◆ WRITTEN TASK: The records below are split into lines. How many of those lines contain the string "value"? Reply with the number only.

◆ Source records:
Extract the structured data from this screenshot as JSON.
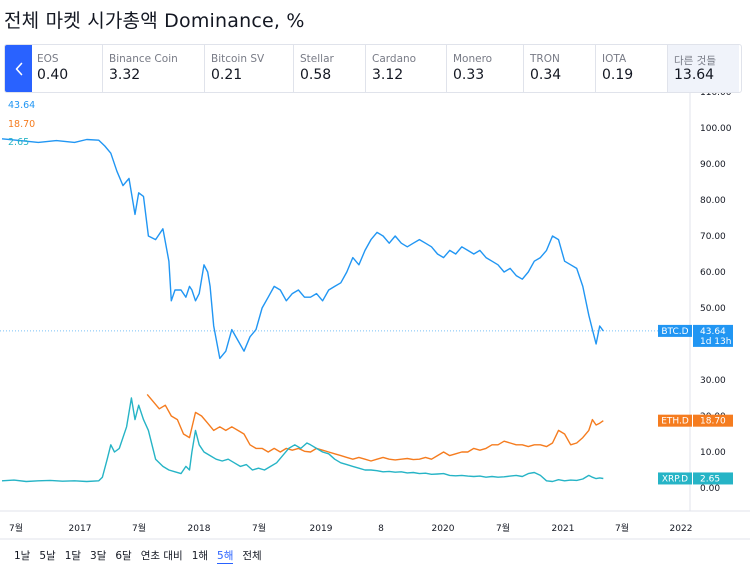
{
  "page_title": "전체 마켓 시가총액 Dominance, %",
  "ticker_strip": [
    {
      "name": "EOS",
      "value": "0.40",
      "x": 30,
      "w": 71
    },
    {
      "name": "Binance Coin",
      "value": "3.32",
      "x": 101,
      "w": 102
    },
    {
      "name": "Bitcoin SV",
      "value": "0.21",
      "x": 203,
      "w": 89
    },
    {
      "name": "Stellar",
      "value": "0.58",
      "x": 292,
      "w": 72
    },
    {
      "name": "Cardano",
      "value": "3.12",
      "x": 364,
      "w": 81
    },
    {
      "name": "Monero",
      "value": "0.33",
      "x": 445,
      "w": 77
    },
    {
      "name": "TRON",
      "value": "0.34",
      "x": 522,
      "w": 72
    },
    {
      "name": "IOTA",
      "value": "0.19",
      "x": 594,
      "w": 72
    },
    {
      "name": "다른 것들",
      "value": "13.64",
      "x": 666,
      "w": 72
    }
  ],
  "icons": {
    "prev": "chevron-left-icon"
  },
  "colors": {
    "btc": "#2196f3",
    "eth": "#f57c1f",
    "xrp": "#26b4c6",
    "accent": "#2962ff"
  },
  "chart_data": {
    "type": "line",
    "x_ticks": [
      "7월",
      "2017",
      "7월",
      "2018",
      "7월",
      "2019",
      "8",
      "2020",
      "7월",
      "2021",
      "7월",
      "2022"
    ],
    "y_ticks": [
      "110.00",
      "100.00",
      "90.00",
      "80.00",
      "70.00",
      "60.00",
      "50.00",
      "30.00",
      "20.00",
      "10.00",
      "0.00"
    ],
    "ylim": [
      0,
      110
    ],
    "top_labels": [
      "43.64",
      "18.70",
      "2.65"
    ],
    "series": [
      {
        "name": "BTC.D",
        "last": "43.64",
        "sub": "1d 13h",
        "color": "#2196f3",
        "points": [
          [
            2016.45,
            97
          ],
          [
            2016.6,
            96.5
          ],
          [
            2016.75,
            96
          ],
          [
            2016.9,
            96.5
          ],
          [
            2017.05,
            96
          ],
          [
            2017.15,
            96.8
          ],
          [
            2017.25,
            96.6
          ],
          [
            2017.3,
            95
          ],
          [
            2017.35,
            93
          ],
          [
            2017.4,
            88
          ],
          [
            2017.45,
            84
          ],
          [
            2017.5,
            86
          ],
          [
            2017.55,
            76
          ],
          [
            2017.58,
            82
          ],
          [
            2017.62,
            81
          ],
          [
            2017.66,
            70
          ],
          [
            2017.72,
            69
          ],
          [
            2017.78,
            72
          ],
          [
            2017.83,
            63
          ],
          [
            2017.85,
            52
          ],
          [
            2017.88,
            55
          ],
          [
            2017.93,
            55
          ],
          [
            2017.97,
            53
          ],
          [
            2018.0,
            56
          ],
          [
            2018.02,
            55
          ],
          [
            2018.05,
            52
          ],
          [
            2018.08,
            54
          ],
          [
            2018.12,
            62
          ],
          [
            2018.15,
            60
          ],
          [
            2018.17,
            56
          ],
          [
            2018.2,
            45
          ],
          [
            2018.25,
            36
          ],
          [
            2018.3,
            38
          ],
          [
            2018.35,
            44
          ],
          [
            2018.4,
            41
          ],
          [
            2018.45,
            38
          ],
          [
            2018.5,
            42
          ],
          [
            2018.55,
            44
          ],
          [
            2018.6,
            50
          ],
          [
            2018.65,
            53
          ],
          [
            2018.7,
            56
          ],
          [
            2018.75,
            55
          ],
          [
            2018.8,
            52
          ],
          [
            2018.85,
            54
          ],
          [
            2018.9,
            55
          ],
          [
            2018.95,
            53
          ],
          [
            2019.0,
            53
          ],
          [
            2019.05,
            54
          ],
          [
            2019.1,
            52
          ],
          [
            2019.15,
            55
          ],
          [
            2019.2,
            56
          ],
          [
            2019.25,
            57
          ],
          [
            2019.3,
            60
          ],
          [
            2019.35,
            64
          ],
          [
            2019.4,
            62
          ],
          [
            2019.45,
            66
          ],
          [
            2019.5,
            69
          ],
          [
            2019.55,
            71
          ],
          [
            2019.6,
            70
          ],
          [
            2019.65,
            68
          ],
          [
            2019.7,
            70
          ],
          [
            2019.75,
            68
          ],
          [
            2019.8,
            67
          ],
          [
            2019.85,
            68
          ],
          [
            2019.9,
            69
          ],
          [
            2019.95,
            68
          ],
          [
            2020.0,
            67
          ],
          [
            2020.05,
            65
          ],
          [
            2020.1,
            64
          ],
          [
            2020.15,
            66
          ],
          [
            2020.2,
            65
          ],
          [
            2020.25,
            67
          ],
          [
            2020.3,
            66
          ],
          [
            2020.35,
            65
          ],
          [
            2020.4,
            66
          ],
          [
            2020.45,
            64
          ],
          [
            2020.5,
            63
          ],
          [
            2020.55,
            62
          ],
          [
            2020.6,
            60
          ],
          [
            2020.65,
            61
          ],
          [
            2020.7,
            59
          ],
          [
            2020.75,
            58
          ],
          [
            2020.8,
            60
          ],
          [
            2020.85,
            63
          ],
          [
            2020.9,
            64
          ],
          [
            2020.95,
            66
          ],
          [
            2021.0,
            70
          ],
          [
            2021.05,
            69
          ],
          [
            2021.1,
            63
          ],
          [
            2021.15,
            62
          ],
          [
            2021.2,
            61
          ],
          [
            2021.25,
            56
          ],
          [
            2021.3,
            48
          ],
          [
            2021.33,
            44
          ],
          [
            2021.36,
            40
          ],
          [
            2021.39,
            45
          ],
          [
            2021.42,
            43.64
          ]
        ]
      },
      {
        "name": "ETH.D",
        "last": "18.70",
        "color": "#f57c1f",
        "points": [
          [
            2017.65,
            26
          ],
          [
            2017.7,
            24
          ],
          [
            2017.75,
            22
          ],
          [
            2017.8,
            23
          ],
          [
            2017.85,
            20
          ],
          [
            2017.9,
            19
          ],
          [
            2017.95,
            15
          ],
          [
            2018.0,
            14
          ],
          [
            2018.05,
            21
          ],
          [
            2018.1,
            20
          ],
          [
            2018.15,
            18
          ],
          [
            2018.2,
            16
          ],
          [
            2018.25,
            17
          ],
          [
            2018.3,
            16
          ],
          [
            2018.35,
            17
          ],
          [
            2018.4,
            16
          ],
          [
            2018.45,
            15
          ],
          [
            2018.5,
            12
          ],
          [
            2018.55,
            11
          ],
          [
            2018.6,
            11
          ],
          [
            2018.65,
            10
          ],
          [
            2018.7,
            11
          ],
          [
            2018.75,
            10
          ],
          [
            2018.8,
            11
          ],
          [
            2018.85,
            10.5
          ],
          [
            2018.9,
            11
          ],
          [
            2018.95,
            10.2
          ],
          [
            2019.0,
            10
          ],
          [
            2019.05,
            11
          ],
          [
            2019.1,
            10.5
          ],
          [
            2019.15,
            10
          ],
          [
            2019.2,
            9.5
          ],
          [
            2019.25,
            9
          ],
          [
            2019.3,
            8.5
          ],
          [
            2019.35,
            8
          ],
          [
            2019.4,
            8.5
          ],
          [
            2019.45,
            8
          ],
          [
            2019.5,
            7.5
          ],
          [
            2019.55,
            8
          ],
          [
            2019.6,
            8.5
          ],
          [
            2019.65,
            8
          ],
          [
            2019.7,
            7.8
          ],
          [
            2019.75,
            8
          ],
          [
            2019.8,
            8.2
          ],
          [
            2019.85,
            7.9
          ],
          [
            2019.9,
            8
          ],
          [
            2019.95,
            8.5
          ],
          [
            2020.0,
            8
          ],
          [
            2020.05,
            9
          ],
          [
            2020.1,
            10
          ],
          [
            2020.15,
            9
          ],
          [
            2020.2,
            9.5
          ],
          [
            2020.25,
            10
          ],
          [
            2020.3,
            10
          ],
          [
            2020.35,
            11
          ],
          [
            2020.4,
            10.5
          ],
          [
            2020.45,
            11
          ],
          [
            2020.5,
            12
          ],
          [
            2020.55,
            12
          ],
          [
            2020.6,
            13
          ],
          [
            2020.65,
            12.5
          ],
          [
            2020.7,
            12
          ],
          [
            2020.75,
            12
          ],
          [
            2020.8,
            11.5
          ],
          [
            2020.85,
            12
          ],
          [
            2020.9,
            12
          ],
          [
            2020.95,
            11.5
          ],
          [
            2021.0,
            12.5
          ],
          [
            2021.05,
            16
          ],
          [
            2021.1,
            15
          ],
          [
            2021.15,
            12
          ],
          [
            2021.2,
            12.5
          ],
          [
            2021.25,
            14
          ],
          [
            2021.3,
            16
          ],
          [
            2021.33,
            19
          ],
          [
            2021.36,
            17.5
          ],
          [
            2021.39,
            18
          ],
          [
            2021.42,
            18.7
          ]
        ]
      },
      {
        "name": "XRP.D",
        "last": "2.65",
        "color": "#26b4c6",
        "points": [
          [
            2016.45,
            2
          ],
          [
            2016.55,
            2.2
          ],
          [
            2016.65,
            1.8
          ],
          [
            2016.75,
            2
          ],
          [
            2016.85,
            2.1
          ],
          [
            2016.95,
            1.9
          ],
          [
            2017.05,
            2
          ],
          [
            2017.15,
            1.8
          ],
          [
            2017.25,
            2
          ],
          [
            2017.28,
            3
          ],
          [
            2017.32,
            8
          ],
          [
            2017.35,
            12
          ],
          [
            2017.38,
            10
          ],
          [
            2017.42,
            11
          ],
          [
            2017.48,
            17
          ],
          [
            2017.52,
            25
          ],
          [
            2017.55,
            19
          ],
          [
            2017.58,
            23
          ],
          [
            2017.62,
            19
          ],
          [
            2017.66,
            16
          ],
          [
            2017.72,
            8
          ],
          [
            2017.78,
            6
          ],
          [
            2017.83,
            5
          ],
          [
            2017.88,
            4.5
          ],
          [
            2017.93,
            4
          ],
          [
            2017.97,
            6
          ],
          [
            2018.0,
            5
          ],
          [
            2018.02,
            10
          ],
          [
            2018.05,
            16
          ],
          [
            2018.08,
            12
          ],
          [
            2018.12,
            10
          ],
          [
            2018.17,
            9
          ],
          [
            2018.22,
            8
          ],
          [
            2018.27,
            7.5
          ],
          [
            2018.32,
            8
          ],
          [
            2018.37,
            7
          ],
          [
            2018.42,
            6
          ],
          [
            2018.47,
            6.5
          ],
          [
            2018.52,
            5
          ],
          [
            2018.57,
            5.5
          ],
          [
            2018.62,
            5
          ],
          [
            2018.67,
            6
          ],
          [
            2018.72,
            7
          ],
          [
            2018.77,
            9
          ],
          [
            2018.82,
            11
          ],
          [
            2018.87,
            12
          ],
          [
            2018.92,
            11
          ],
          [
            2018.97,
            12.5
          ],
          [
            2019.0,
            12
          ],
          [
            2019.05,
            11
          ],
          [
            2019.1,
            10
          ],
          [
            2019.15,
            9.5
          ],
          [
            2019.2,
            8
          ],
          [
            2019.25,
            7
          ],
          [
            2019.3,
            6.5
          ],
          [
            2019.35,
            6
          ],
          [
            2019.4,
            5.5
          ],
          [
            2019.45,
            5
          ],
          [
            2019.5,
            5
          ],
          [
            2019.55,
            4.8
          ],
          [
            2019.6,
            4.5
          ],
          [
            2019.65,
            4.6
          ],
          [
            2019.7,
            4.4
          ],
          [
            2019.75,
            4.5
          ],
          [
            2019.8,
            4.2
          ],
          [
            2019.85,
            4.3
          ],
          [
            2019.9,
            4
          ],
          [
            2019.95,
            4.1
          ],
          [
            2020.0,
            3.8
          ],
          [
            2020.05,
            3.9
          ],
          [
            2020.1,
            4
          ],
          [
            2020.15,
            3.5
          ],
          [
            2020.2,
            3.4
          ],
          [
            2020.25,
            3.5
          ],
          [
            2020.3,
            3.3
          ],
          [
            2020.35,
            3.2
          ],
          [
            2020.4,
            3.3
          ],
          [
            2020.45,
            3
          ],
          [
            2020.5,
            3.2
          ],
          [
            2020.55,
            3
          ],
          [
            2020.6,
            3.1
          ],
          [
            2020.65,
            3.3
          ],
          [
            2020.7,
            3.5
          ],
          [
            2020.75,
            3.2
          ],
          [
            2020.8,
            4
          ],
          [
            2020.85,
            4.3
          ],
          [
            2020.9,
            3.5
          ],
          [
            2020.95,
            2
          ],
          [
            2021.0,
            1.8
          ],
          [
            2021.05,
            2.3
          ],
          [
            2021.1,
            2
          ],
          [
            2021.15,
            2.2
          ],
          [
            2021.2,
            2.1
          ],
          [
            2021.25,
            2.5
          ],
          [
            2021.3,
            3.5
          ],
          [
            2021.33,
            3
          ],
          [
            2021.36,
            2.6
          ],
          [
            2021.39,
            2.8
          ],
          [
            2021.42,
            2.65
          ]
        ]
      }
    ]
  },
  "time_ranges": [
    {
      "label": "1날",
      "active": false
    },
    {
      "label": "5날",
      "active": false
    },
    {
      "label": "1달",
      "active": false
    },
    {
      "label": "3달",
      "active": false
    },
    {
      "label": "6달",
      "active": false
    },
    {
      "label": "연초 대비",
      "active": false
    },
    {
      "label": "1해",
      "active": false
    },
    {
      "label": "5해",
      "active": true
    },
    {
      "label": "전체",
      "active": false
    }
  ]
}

◆ THE OUTPUT: 9